§ DATASET EXTRACT
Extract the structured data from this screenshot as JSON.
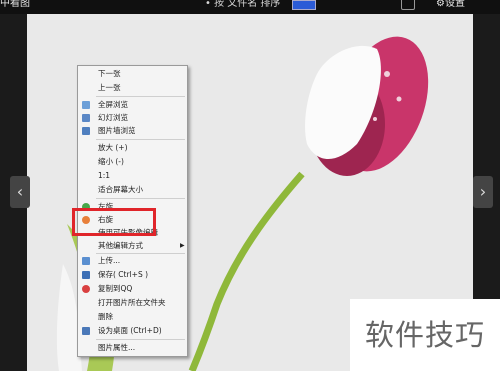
{
  "topbar": {
    "title": "中看图",
    "sort_label": "• 按 文件名 排序",
    "settings_label": "⚙设置"
  },
  "context_menu": {
    "items": {
      "next": "下一张",
      "prev": "上一张",
      "fullscreen": "全屏浏览",
      "slideshow": "幻灯浏览",
      "wall": "图片墙浏览",
      "zoom_in": "放大 (+)",
      "zoom_out": "缩小 (-)",
      "actual": "1:1",
      "fit": "适合屏幕大小",
      "rotate_left": "左旋",
      "rotate_right": "右旋",
      "edit_with": "使用可牛影像编辑",
      "other_edit": "其他编辑方式",
      "upload": "上传...",
      "save": "保存( Ctrl+S )",
      "copy_qq": "复制到QQ",
      "open_folder": "打开图片所在文件夹",
      "delete": "删除",
      "set_desktop": "设为桌面     (Ctrl+D)",
      "properties": "图片属性..."
    }
  },
  "watermark": "软件技巧",
  "colors": {
    "highlight": "#e0252a",
    "tulip": "#c9356a",
    "stem": "#8fb83a",
    "background": "#e9e9e9"
  },
  "icons": [
    "fullscreen-icon",
    "slideshow-icon",
    "image-wall-icon",
    "rotate-left-icon",
    "rotate-right-icon",
    "upload-icon",
    "save-icon",
    "qq-icon",
    "desktop-icon"
  ]
}
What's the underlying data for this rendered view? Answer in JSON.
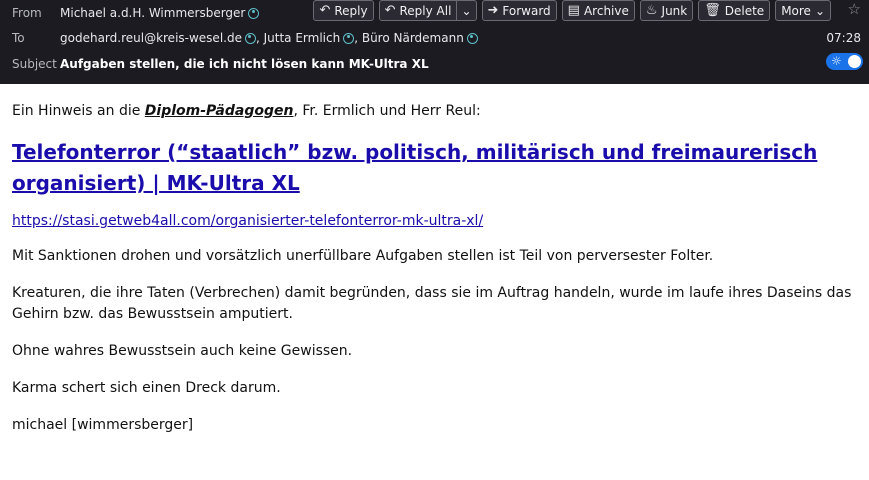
{
  "header": {
    "from_label": "From",
    "from_value": "Michael a.d.H. Wimmersberger",
    "to_label": "To",
    "recipients": [
      "godehard.reul@kreis-wesel.de",
      "Jutta Ermlich",
      "Büro Närdemann"
    ],
    "subject_label": "Subject",
    "subject": "Aufgaben stellen, die ich nicht lösen kann MK-Ultra XL",
    "time": "07:28"
  },
  "actions": {
    "reply": "Reply",
    "reply_all": "Reply All",
    "forward": "Forward",
    "archive": "Archive",
    "junk": "Junk",
    "delete": "Delete",
    "more": "More"
  },
  "message": {
    "intro_prefix": "Ein Hinweis an die ",
    "intro_emphasis": "Diplom-Pädagogen",
    "intro_suffix": ", Fr. Ermlich und Herr Reul:",
    "headline_link": "Telefonterror (“staatlich” bzw. politisch, militärisch und freimaurerisch organisiert) | MK-Ultra XL",
    "url": "https://stasi.getweb4all.com/organisierter-telefonterror-mk-ultra-xl/",
    "paragraphs": [
      "Mit Sanktionen drohen und vorsätzlich unerfüllbare Aufgaben stellen ist Teil von perversester Folter.",
      "Kreaturen, die ihre Taten (Verbrechen) damit begründen, dass sie im Auftrag handeln, wurde im laufe ihres Daseins das Gehirn bzw. das Bewusstsein amputiert.",
      "Ohne wahres Bewusstsein auch keine Gewissen.",
      "Karma schert sich einen Dreck darum.",
      "michael [wimmersberger]"
    ]
  },
  "colors": {
    "header_bg": "#1c1b22",
    "link": "#1a0dab",
    "toggle": "#1a73e8",
    "contact_icon": "#5ec0c9"
  }
}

§ EXERCISE DETAILS
Images in the data above are to be skipped. Retype all other material exactly.

§ COMPLETE OUTPUT
Extract the structured data from this screenshot as JSON.
{
  "topbar": {
    "title": "中看图",
    "sort_label": "• 按 文件名 排序",
    "settings_label": "⚙设置"
  },
  "context_menu": {
    "items": {
      "next": "下一张",
      "prev": "上一张",
      "fullscreen": "全屏浏览",
      "slideshow": "幻灯浏览",
      "wall": "图片墙浏览",
      "zoom_in": "放大 (+)",
      "zoom_out": "缩小 (-)",
      "actual": "1:1",
      "fit": "适合屏幕大小",
      "rotate_left": "左旋",
      "rotate_right": "右旋",
      "edit_with": "使用可牛影像编辑",
      "other_edit": "其他编辑方式",
      "upload": "上传...",
      "save": "保存( Ctrl+S )",
      "copy_qq": "复制到QQ",
      "open_folder": "打开图片所在文件夹",
      "delete": "删除",
      "set_desktop": "设为桌面     (Ctrl+D)",
      "properties": "图片属性..."
    }
  },
  "watermark": "软件技巧",
  "colors": {
    "highlight": "#e0252a",
    "tulip": "#c9356a",
    "stem": "#8fb83a",
    "background": "#e9e9e9"
  },
  "icons": [
    "fullscreen-icon",
    "slideshow-icon",
    "image-wall-icon",
    "rotate-left-icon",
    "rotate-right-icon",
    "upload-icon",
    "save-icon",
    "qq-icon",
    "desktop-icon"
  ]
}
What's the underlying data for this rendered view? Answer in JSON.
{
  "header": {
    "from_label": "From",
    "from_value": "Michael a.d.H. Wimmersberger",
    "to_label": "To",
    "recipients": [
      "godehard.reul@kreis-wesel.de",
      "Jutta Ermlich",
      "Büro Närdemann"
    ],
    "subject_label": "Subject",
    "subject": "Aufgaben stellen, die ich nicht lösen kann MK-Ultra XL",
    "time": "07:28"
  },
  "actions": {
    "reply": "Reply",
    "reply_all": "Reply All",
    "forward": "Forward",
    "archive": "Archive",
    "junk": "Junk",
    "delete": "Delete",
    "more": "More"
  },
  "message": {
    "intro_prefix": "Ein Hinweis an die ",
    "intro_emphasis": "Diplom-Pädagogen",
    "intro_suffix": ", Fr. Ermlich und Herr Reul:",
    "headline_link": "Telefonterror (“staatlich” bzw. politisch, militärisch und freimaurerisch organisiert) | MK-Ultra XL",
    "url": "https://stasi.getweb4all.com/organisierter-telefonterror-mk-ultra-xl/",
    "paragraphs": [
      "Mit Sanktionen drohen und vorsätzlich unerfüllbare Aufgaben stellen ist Teil von perversester Folter.",
      "Kreaturen, die ihre Taten (Verbrechen) damit begründen, dass sie im Auftrag handeln, wurde im laufe ihres Daseins das Gehirn bzw. das Bewusstsein amputiert.",
      "Ohne wahres Bewusstsein auch keine Gewissen.",
      "Karma schert sich einen Dreck darum.",
      "michael [wimmersberger]"
    ]
  },
  "colors": {
    "header_bg": "#1c1b22",
    "link": "#1a0dab",
    "toggle": "#1a73e8",
    "contact_icon": "#5ec0c9"
  }
}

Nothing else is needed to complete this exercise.